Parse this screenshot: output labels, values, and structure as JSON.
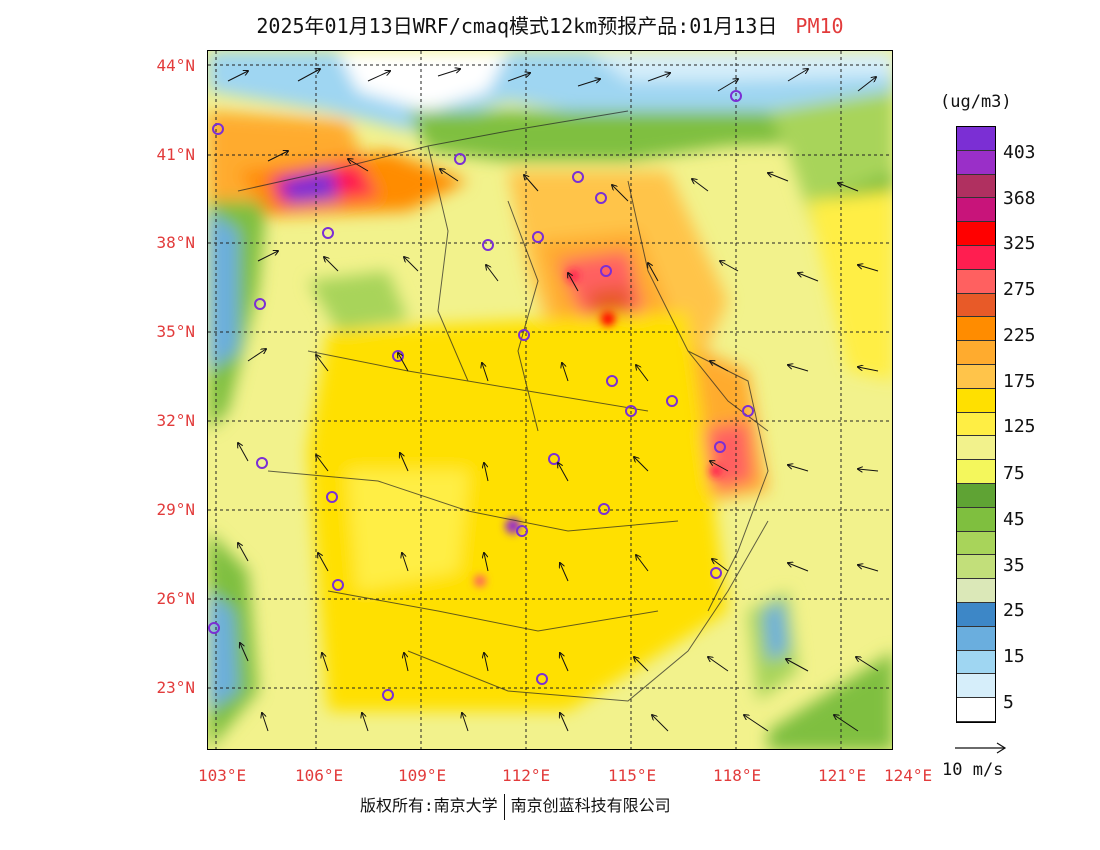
{
  "title": {
    "main": "2025年01月13日WRF/cmaq模式12km预报产品:01月13日",
    "species": "PM10"
  },
  "lat_labels": [
    "44°N",
    "41°N",
    "38°N",
    "35°N",
    "32°N",
    "29°N",
    "26°N",
    "23°N"
  ],
  "lon_labels": [
    "103°E",
    "106°E",
    "109°E",
    "112°E",
    "115°E",
    "118°E",
    "121°E",
    "124°E"
  ],
  "colorbar": {
    "unit": "(ug/m3)",
    "labels": [
      "403",
      "368",
      "325",
      "275",
      "225",
      "175",
      "125",
      "75",
      "45",
      "35",
      "25",
      "15",
      "5"
    ],
    "colors": [
      "#7b2fd4",
      "#9a2fc8",
      "#b03060",
      "#c8147a",
      "#ff0000",
      "#ff1e50",
      "#ff6060",
      "#e85a28",
      "#ff8c00",
      "#ffab2e",
      "#ffc44a",
      "#ffe000",
      "#ffee44",
      "#f2f28c",
      "#f4f75c",
      "#5fa334",
      "#7fbf3f",
      "#a8d45a",
      "#c2df7a",
      "#dbe8b8",
      "#3d87c7",
      "#6aaede",
      "#9fd6f2",
      "#d6eefa",
      "#ffffff"
    ]
  },
  "wind_key": {
    "label": "10 m/s"
  },
  "footer": {
    "left": "版权所有:南京大学",
    "right": "南京创蓝科技有限公司"
  },
  "colors": {
    "axis_labels": "#e23b3b",
    "yellow_base": "#f2f28c"
  }
}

+ + + +

**WHAT IS NEEDED**
Write the entries above out again exactly, but not the pictures.

**COMPLETE ANSWER**
Parse this screenshot: output labels, values, and structure as JSON.
{
  "title": {
    "main": "2025年01月13日WRF/cmaq模式12km预报产品:01月13日",
    "species": "PM10"
  },
  "lat_labels": [
    "44°N",
    "41°N",
    "38°N",
    "35°N",
    "32°N",
    "29°N",
    "26°N",
    "23°N"
  ],
  "lon_labels": [
    "103°E",
    "106°E",
    "109°E",
    "112°E",
    "115°E",
    "118°E",
    "121°E",
    "124°E"
  ],
  "colorbar": {
    "unit": "(ug/m3)",
    "labels": [
      "403",
      "368",
      "325",
      "275",
      "225",
      "175",
      "125",
      "75",
      "45",
      "35",
      "25",
      "15",
      "5"
    ],
    "colors": [
      "#7b2fd4",
      "#9a2fc8",
      "#b03060",
      "#c8147a",
      "#ff0000",
      "#ff1e50",
      "#ff6060",
      "#e85a28",
      "#ff8c00",
      "#ffab2e",
      "#ffc44a",
      "#ffe000",
      "#ffee44",
      "#f2f28c",
      "#f4f75c",
      "#5fa334",
      "#7fbf3f",
      "#a8d45a",
      "#c2df7a",
      "#dbe8b8",
      "#3d87c7",
      "#6aaede",
      "#9fd6f2",
      "#d6eefa",
      "#ffffff"
    ]
  },
  "wind_key": {
    "label": "10 m/s"
  },
  "footer": {
    "left": "版权所有:南京大学",
    "right": "南京创蓝科技有限公司"
  },
  "colors": {
    "axis_labels": "#e23b3b",
    "yellow_base": "#f2f28c"
  }
}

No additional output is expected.